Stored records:
━━━━━━━━━━

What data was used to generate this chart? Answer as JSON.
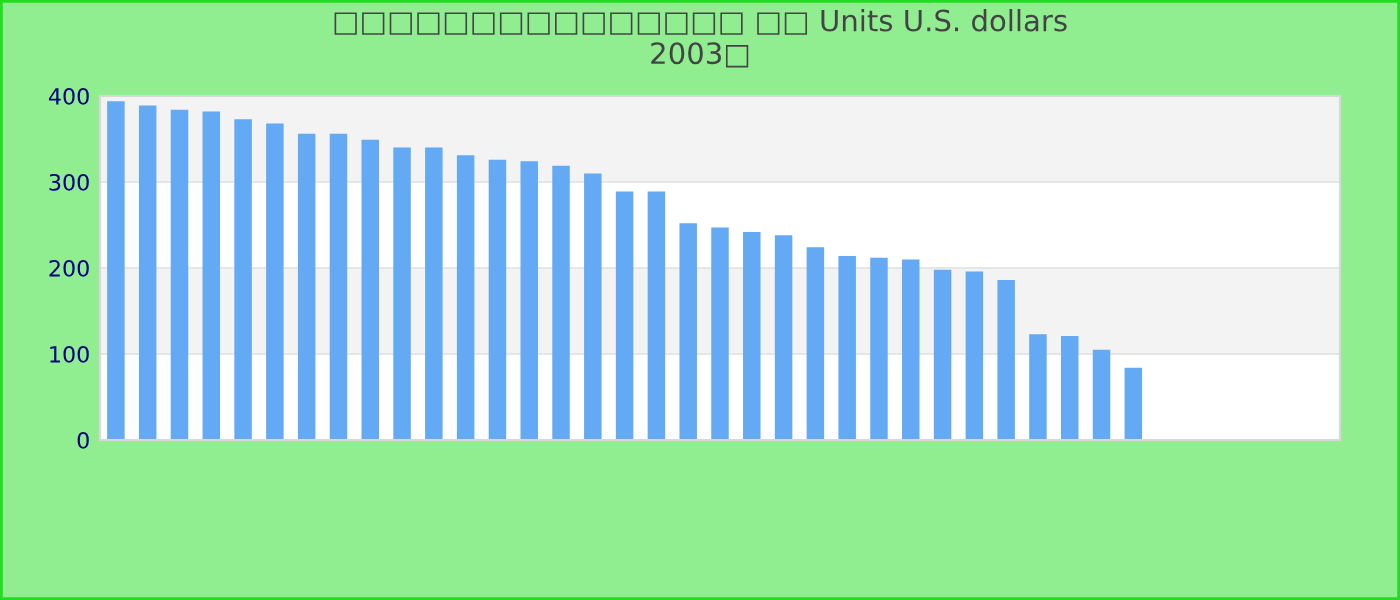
{
  "chart_data": {
    "type": "bar",
    "title": "□□□□□□□□□□□□□□□ □□ Units U.S. dollars\n2003□",
    "categories": [
      null,
      null,
      null,
      null,
      null,
      null,
      null,
      null,
      null,
      null,
      null,
      null,
      null,
      null,
      null,
      null,
      null,
      null,
      null,
      null,
      null,
      null,
      null,
      null,
      null,
      null,
      null,
      null,
      null,
      null,
      null,
      null,
      null,
      null,
      null,
      null,
      null,
      null,
      null
    ],
    "values": [
      394,
      389,
      384,
      382,
      373,
      368,
      356,
      356,
      349,
      340,
      340,
      331,
      326,
      324,
      319,
      310,
      289,
      289,
      252,
      247,
      242,
      238,
      224,
      214,
      212,
      210,
      198,
      196,
      186,
      123,
      121,
      105,
      84,
      null,
      null,
      null,
      null,
      null,
      null
    ],
    "color": "#63a9f3",
    "ylim": [
      0,
      400
    ],
    "yticks": [
      0,
      100,
      200,
      300,
      400
    ],
    "grid": "y",
    "tick_labels": "y"
  }
}
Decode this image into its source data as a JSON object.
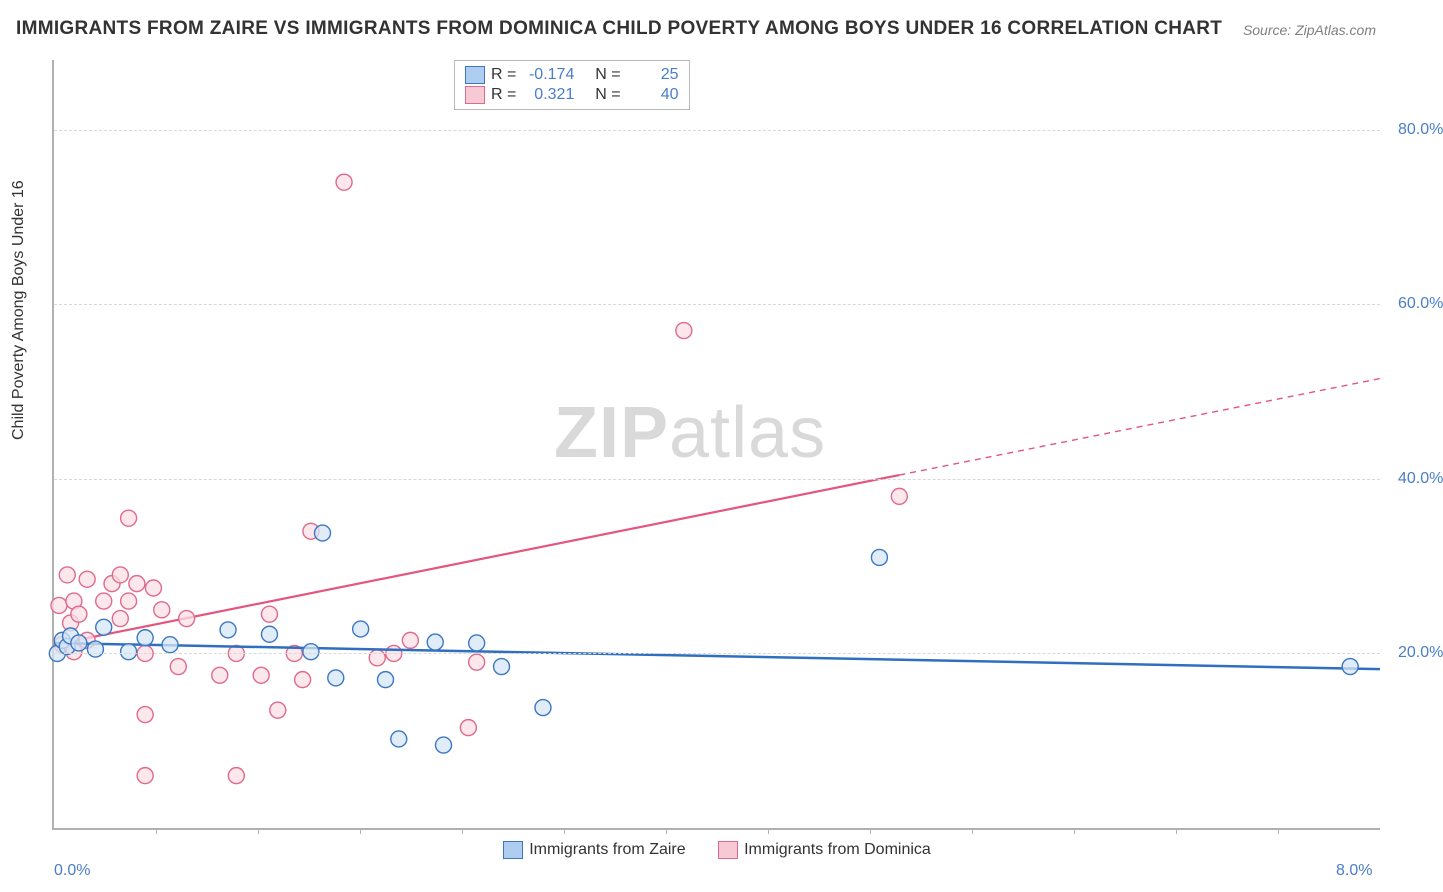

━━━━━━━━━━

INSTRUCTION: Restate the whole of the material word for word without the pictures.

TASK ANSWER:
What data was used to generate this chart? Answer as JSON.
{
  "chart_data": {
    "type": "bar",
    "title": "□□□□□□□□□□□□□□□ □□ Units U.S. dollars\n2003□",
    "categories": [
      null,
      null,
      null,
      null,
      null,
      null,
      null,
      null,
      null,
      null,
      null,
      null,
      null,
      null,
      null,
      null,
      null,
      null,
      null,
      null,
      null,
      null,
      null,
      null,
      null,
      null,
      null,
      null,
      null,
      null,
      null,
      null,
      null,
      null,
      null,
      null,
      null,
      null,
      null
    ],
    "values": [
      394,
      389,
      384,
      382,
      373,
      368,
      356,
      356,
      349,
      340,
      340,
      331,
      326,
      324,
      319,
      310,
      289,
      289,
      252,
      247,
      242,
      238,
      224,
      214,
      212,
      210,
      198,
      196,
      186,
      123,
      121,
      105,
      84,
      null,
      null,
      null,
      null,
      null,
      null
    ],
    "color": "#63a9f3",
    "ylim": [
      0,
      400
    ],
    "yticks": [
      0,
      100,
      200,
      300,
      400
    ],
    "grid": "y",
    "tick_labels": "y"
  }
}
Decode this image into its source data as a JSON object.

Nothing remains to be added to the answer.